▶ Given problem
Read the listing and extract each line that includes the word "是企业取得安全生产许可证必须具备的安全生产条件之一".

▶ Dataset records
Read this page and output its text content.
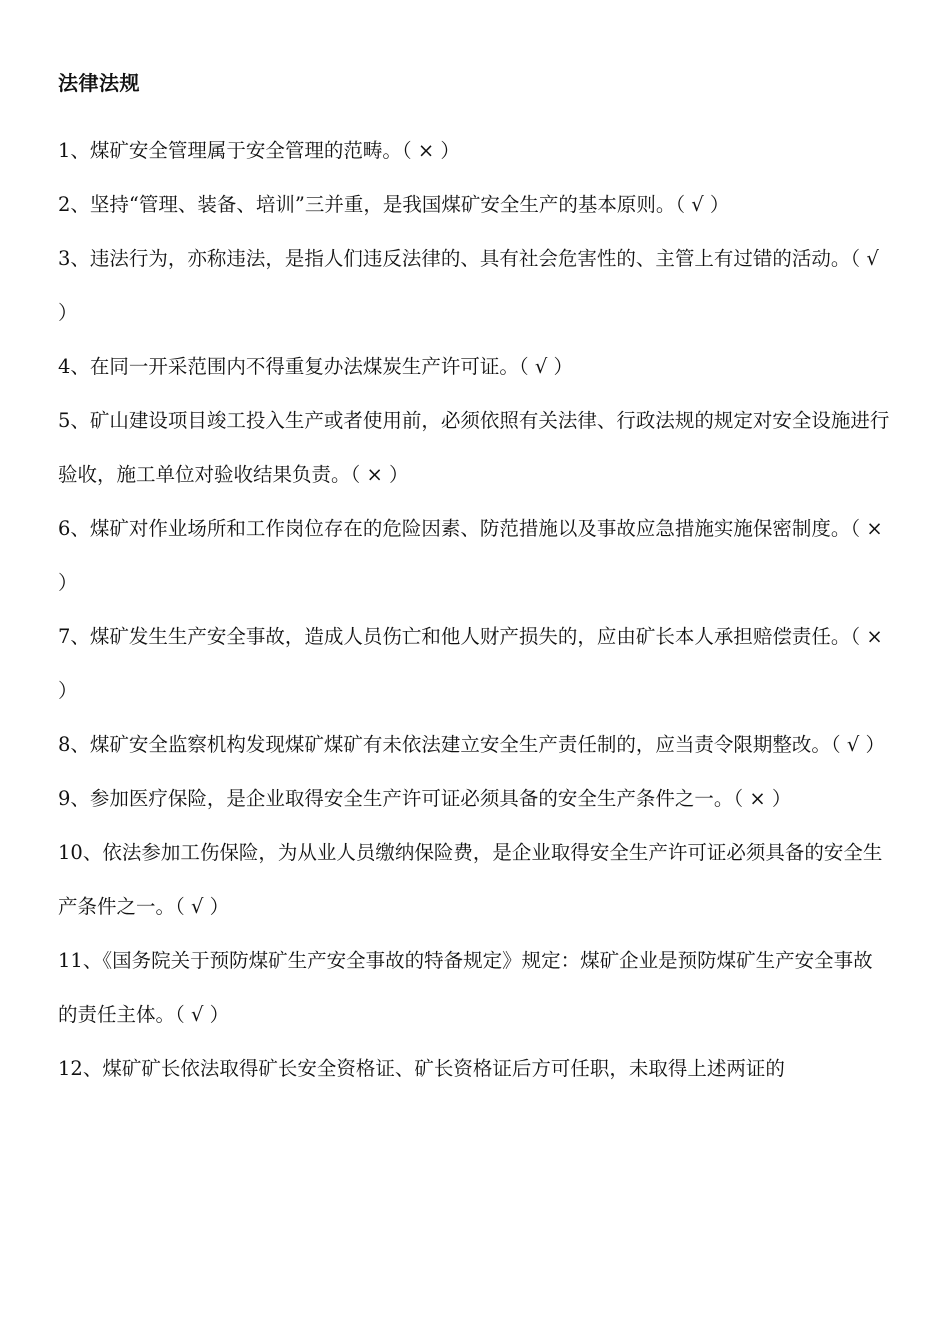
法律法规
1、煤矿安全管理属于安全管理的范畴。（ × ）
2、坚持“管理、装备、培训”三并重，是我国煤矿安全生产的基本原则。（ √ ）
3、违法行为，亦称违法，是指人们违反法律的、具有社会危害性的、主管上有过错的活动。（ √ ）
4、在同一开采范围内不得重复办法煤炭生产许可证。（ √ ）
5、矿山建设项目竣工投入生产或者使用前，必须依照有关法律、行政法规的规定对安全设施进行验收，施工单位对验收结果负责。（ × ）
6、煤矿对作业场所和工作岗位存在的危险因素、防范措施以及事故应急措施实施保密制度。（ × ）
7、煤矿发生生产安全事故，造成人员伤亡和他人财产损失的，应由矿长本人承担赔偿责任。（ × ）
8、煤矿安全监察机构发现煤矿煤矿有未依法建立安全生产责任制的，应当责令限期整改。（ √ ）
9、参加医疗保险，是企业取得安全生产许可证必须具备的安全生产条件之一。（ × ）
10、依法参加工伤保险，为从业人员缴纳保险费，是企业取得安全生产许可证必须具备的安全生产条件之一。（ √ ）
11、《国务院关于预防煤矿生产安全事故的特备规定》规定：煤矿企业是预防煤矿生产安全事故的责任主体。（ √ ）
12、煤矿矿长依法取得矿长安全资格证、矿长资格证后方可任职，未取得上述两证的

▶ Solution for this problem
9、参加医疗保险，是企业取得安全生产许可证必须具备的安全生产条件之一。（ × ）
10、依法参加工伤保险，为从业人员缴纳保险费，是企业取得安全生产许可证必须具备的安全生产条件之一。（ √ ）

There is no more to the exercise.